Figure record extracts
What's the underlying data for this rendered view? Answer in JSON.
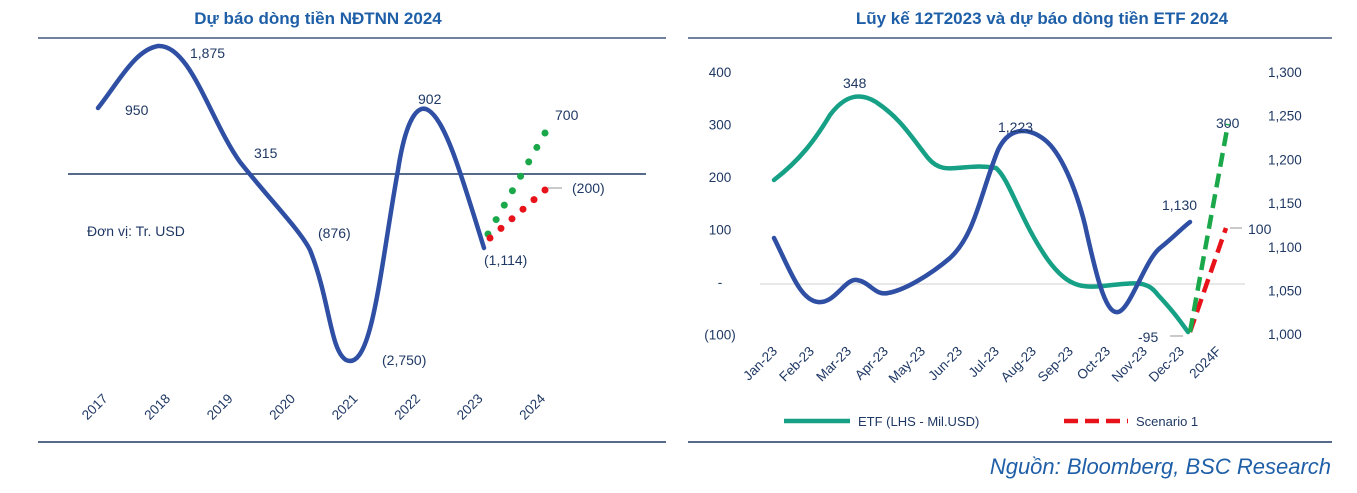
{
  "source": "Nguồn: Bloomberg, BSC Research",
  "chart_data": [
    {
      "type": "line",
      "title": "Dự báo dòng tiền NĐTNN 2024",
      "annotation": "Đơn vị: Tr. USD",
      "categories": [
        "2017",
        "2018",
        "2019",
        "2020",
        "2021",
        "2022",
        "2023",
        "2024"
      ],
      "series": [
        {
          "values": [
            950,
            1875,
            315,
            -876,
            -2750,
            902,
            -1114,
            null
          ]
        },
        {
          "values": [
            null,
            null,
            null,
            null,
            null,
            null,
            -1114,
            700
          ]
        },
        {
          "values": [
            null,
            null,
            null,
            null,
            null,
            null,
            -1114,
            -200
          ]
        }
      ],
      "data_labels": [
        "950",
        "1,875",
        "315",
        "(876)",
        "(2,750)",
        "902",
        "(1,114)",
        "700",
        "(200)"
      ],
      "colors": {
        "actual": "#2e4fa3",
        "bull": "#1aa84a",
        "bear": "#e8121b"
      }
    },
    {
      "type": "line",
      "title": "Lũy kế 12T2023 và dự báo dòng tiền ETF 2024",
      "categories": [
        "Jan-23",
        "Feb-23",
        "Mar-23",
        "Apr-23",
        "May-23",
        "Jun-23",
        "Jul-23",
        "Aug-23",
        "Sep-23",
        "Oct-23",
        "Nov-23",
        "Dec-23",
        "2024F"
      ],
      "y_left": {
        "ticks": [
          "400",
          "300",
          "200",
          "100",
          "-",
          "(100)"
        ],
        "range": [
          -100,
          400
        ]
      },
      "y_right": {
        "ticks": [
          "1,300",
          "1,250",
          "1,200",
          "1,150",
          "1,100",
          "1,050",
          "1,000"
        ],
        "range": [
          1000,
          1300
        ]
      },
      "series": [
        {
          "name": "ETF (LHS - Mil.USD)",
          "axis": "left",
          "color": "#16a085",
          "values": [
            200,
            265,
            348,
            305,
            225,
            225,
            225,
            90,
            0,
            0,
            0,
            -95,
            null
          ]
        },
        {
          "axis": "right",
          "color": "#2e4fa3",
          "values": [
            1110,
            1040,
            1060,
            1050,
            1075,
            1120,
            1210,
            1223,
            1160,
            1040,
            1080,
            1130,
            null
          ]
        },
        {
          "name": "Scenario 1",
          "axis": "left",
          "color": "#e8121b",
          "dash": true,
          "values": [
            null,
            null,
            null,
            null,
            null,
            null,
            null,
            null,
            null,
            null,
            null,
            -95,
            100
          ]
        },
        {
          "axis": "left",
          "color": "#1aa84a",
          "dash": true,
          "values": [
            null,
            null,
            null,
            null,
            null,
            null,
            null,
            null,
            null,
            null,
            null,
            -95,
            300
          ]
        }
      ],
      "data_labels": [
        "348",
        "1,223",
        "1,130",
        "-95",
        "300",
        "100"
      ]
    }
  ]
}
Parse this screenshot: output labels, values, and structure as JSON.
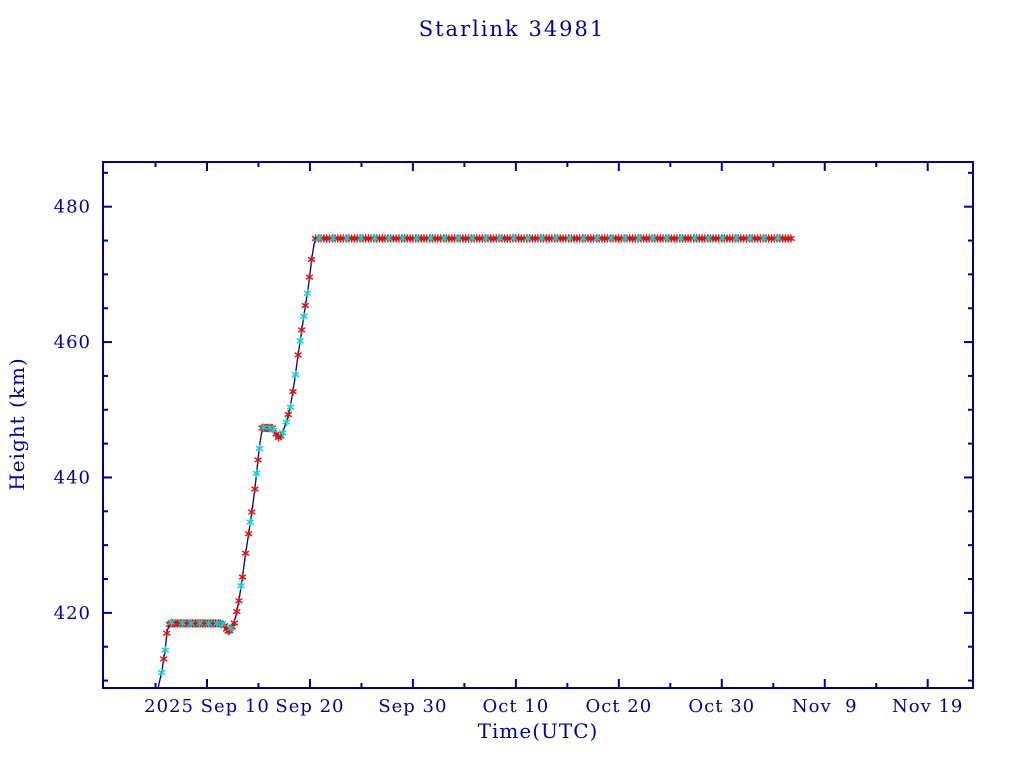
{
  "page": {
    "background": "#ffffff"
  },
  "chart_data": {
    "type": "line",
    "title": "Starlink 34981",
    "xlabel": "Time(UTC)",
    "ylabel": "Height (km)",
    "x_unit": "days since 2025 Aug 31 00:00 UTC",
    "xlim": [
      -0.1,
      84.4
    ],
    "ylim": [
      408.9,
      486.6
    ],
    "grid": false,
    "legend": null,
    "colors": {
      "axis": "#00009b",
      "line": "#00008b",
      "red_marker": "#dd1111",
      "cyan_marker": "#00d8d8",
      "text": "#0000a0"
    },
    "x_major_ticks": [
      {
        "t": 10,
        "label": "2025 Sep 10"
      },
      {
        "t": 20,
        "label": "Sep 20"
      },
      {
        "t": 30,
        "label": "Sep 30"
      },
      {
        "t": 40,
        "label": "Oct 10"
      },
      {
        "t": 50,
        "label": "Oct 20"
      },
      {
        "t": 60,
        "label": "Oct 30"
      },
      {
        "t": 70,
        "label": "Nov  9"
      },
      {
        "t": 80,
        "label": "Nov 19"
      }
    ],
    "x_minor_ticks": [
      5,
      15,
      25,
      35,
      45,
      55,
      65,
      75
    ],
    "y_major_ticks": [
      {
        "v": 420,
        "label": "420"
      },
      {
        "v": 440,
        "label": "440"
      },
      {
        "v": 460,
        "label": "460"
      },
      {
        "v": 480,
        "label": "480"
      }
    ],
    "y_minor_ticks": [
      410,
      415,
      425,
      430,
      435,
      445,
      450,
      455,
      465,
      470,
      475,
      485
    ],
    "line_points": [
      [
        5.2,
        408.5
      ],
      [
        5.35,
        409.6
      ],
      [
        5.6,
        411.2
      ],
      [
        5.8,
        413.2
      ],
      [
        5.95,
        414.6
      ],
      [
        6.1,
        417.0
      ],
      [
        6.3,
        418.2
      ],
      [
        6.6,
        418.45
      ],
      [
        7.5,
        418.5
      ],
      [
        8.5,
        418.45
      ],
      [
        9.5,
        418.5
      ],
      [
        10.5,
        418.45
      ],
      [
        11.2,
        418.45
      ],
      [
        11.55,
        418.3
      ],
      [
        11.8,
        417.9
      ],
      [
        12.05,
        417.3
      ],
      [
        12.3,
        417.6
      ],
      [
        12.55,
        418.3
      ],
      [
        12.8,
        419.5
      ],
      [
        13.1,
        421.8
      ],
      [
        13.45,
        425.3
      ],
      [
        13.75,
        428.8
      ],
      [
        14.05,
        431.7
      ],
      [
        14.35,
        434.9
      ],
      [
        14.65,
        438.3
      ],
      [
        14.95,
        442.6
      ],
      [
        15.15,
        445.2
      ],
      [
        15.35,
        447.0
      ],
      [
        15.6,
        447.4
      ],
      [
        15.9,
        447.35
      ],
      [
        16.2,
        447.3
      ],
      [
        16.5,
        446.9
      ],
      [
        16.75,
        446.3
      ],
      [
        17.0,
        445.9
      ],
      [
        17.2,
        446.15
      ],
      [
        17.45,
        447.1
      ],
      [
        17.7,
        448.2
      ],
      [
        17.95,
        449.5
      ],
      [
        18.2,
        451.4
      ],
      [
        18.5,
        454.2
      ],
      [
        18.8,
        457.6
      ],
      [
        19.05,
        460.2
      ],
      [
        19.3,
        462.7
      ],
      [
        19.55,
        465.3
      ],
      [
        19.8,
        467.7
      ],
      [
        20.0,
        470.0
      ],
      [
        20.2,
        472.6
      ],
      [
        20.4,
        474.5
      ],
      [
        20.55,
        475.2
      ],
      [
        20.8,
        475.4
      ],
      [
        66.8,
        475.4
      ]
    ],
    "markers": {
      "red": [
        [
          5.8,
          413.2
        ],
        [
          6.1,
          417.0
        ],
        [
          6.35,
          418.3
        ],
        [
          11.7,
          418.1
        ],
        [
          11.9,
          417.6
        ],
        [
          12.05,
          417.3
        ],
        [
          12.2,
          417.4
        ],
        [
          12.45,
          417.9
        ],
        [
          12.65,
          418.5
        ],
        [
          12.9,
          420.2
        ],
        [
          13.1,
          421.8
        ],
        [
          13.45,
          425.3
        ],
        [
          13.75,
          428.8
        ],
        [
          14.05,
          431.7
        ],
        [
          14.35,
          434.9
        ],
        [
          14.65,
          438.3
        ],
        [
          14.95,
          442.6
        ],
        [
          16.7,
          446.4
        ],
        [
          16.95,
          445.9
        ],
        [
          17.15,
          446.1
        ],
        [
          17.9,
          449.3
        ],
        [
          18.35,
          452.7
        ],
        [
          18.85,
          458.1
        ],
        [
          19.2,
          461.8
        ],
        [
          19.55,
          465.4
        ],
        [
          19.95,
          469.6
        ],
        [
          20.15,
          472.2
        ]
      ],
      "cyan": [
        [
          5.6,
          411.2
        ],
        [
          5.95,
          414.5
        ],
        [
          6.55,
          418.6
        ],
        [
          7.6,
          418.5
        ],
        [
          8.45,
          418.45
        ],
        [
          9.3,
          418.5
        ],
        [
          10.15,
          418.45
        ],
        [
          10.95,
          418.45
        ],
        [
          11.5,
          418.35
        ],
        [
          12.3,
          417.7
        ],
        [
          13.3,
          424.0
        ],
        [
          14.2,
          433.4
        ],
        [
          14.8,
          440.6
        ],
        [
          15.1,
          444.3
        ],
        [
          15.5,
          447.4
        ],
        [
          16.1,
          447.35
        ],
        [
          16.45,
          447.0
        ],
        [
          17.35,
          446.6
        ],
        [
          17.7,
          448.2
        ],
        [
          18.1,
          450.4
        ],
        [
          18.6,
          455.2
        ],
        [
          19.05,
          460.2
        ],
        [
          19.4,
          463.8
        ],
        [
          19.75,
          467.2
        ]
      ]
    },
    "marker_runs": [
      {
        "color": "red",
        "from": 6.5,
        "to": 11.35,
        "step": 0.16,
        "h": 418.45
      },
      {
        "color": "red",
        "from": 15.35,
        "to": 16.45,
        "step": 0.14,
        "h": 447.3
      },
      {
        "color": "red",
        "from": 20.55,
        "to": 66.8,
        "step": 0.27,
        "h": 475.3
      },
      {
        "color": "cyan",
        "from": 20.9,
        "to": 66.5,
        "step": 1.35,
        "h": 475.35
      }
    ]
  }
}
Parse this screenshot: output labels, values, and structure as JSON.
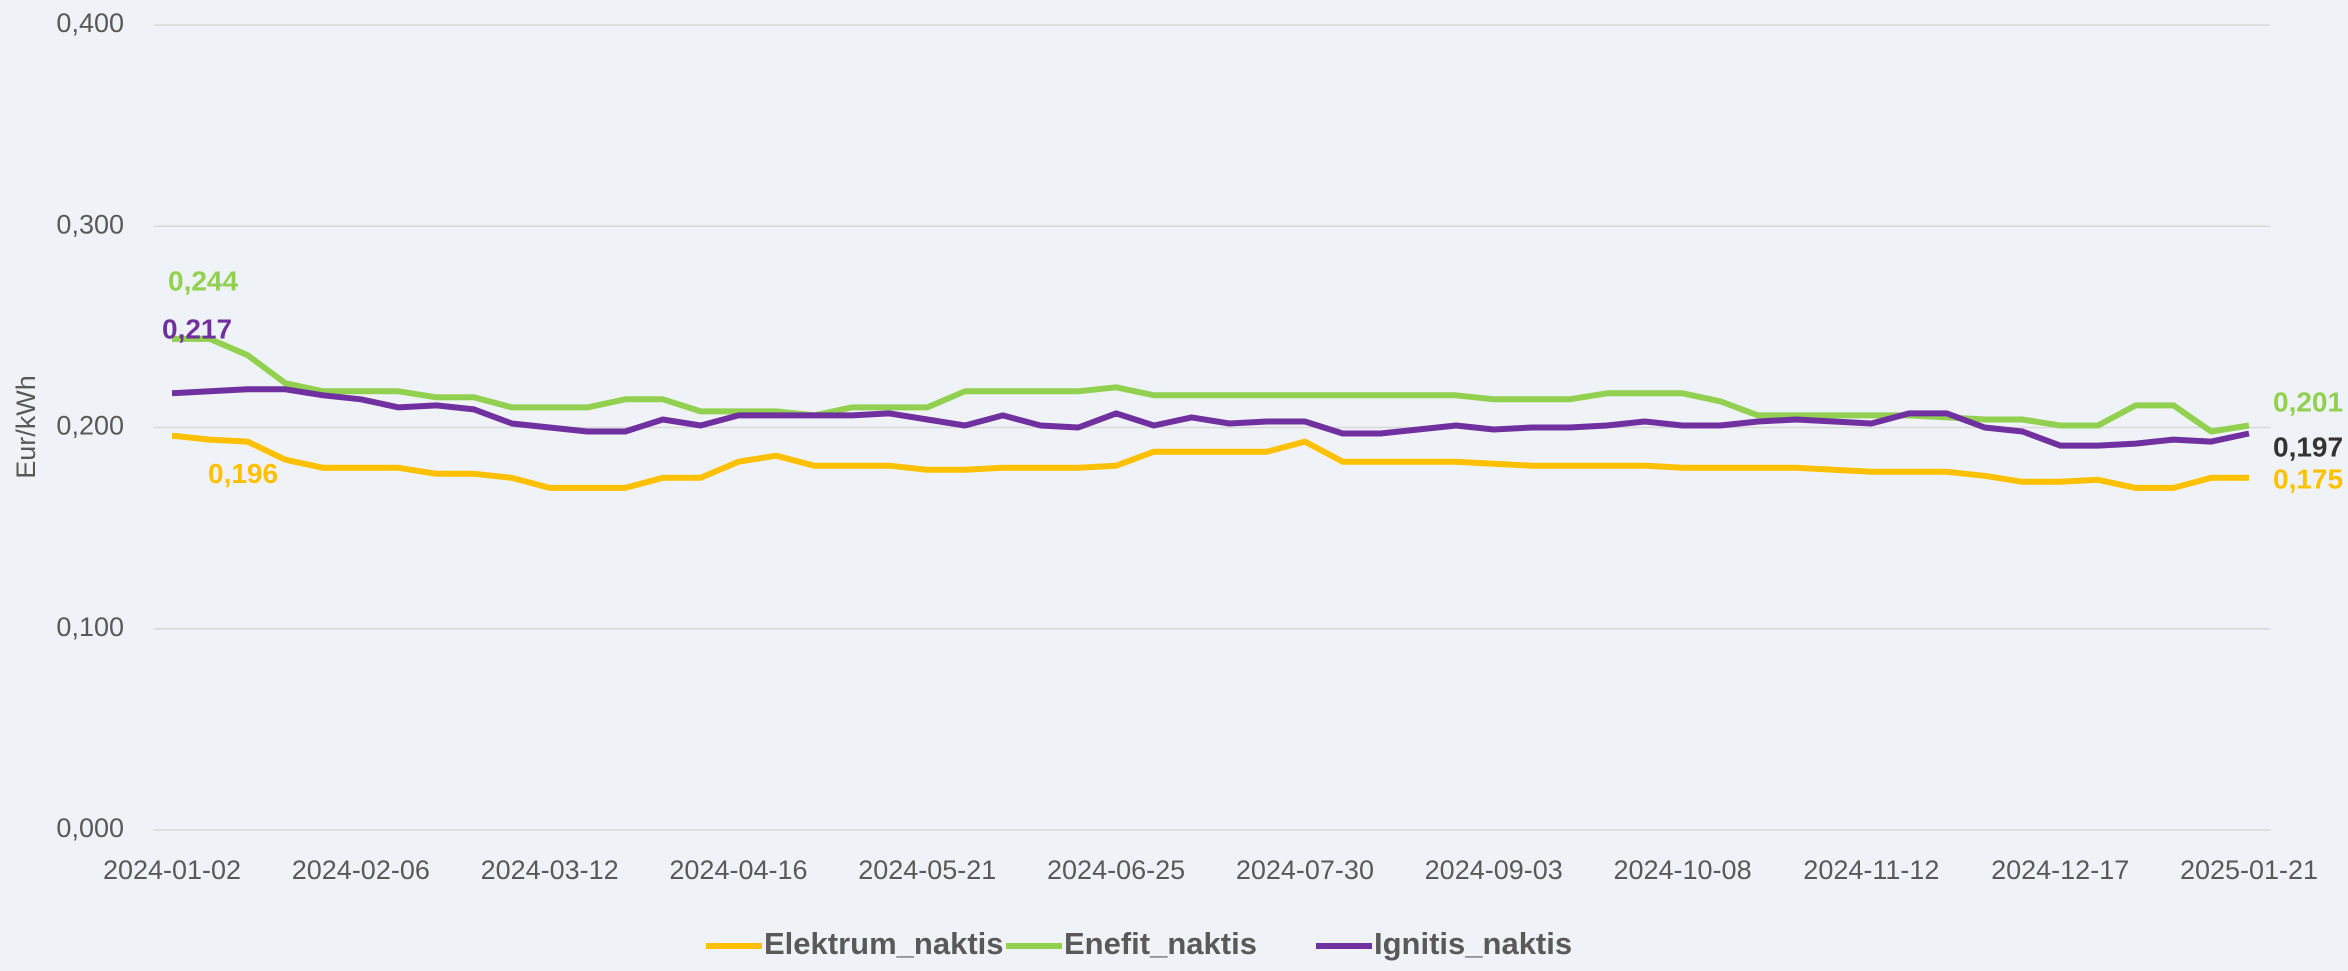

▶ Your task
Count the lines of these entries that hold the string "dòng", and give only that number.

▶ Task output
2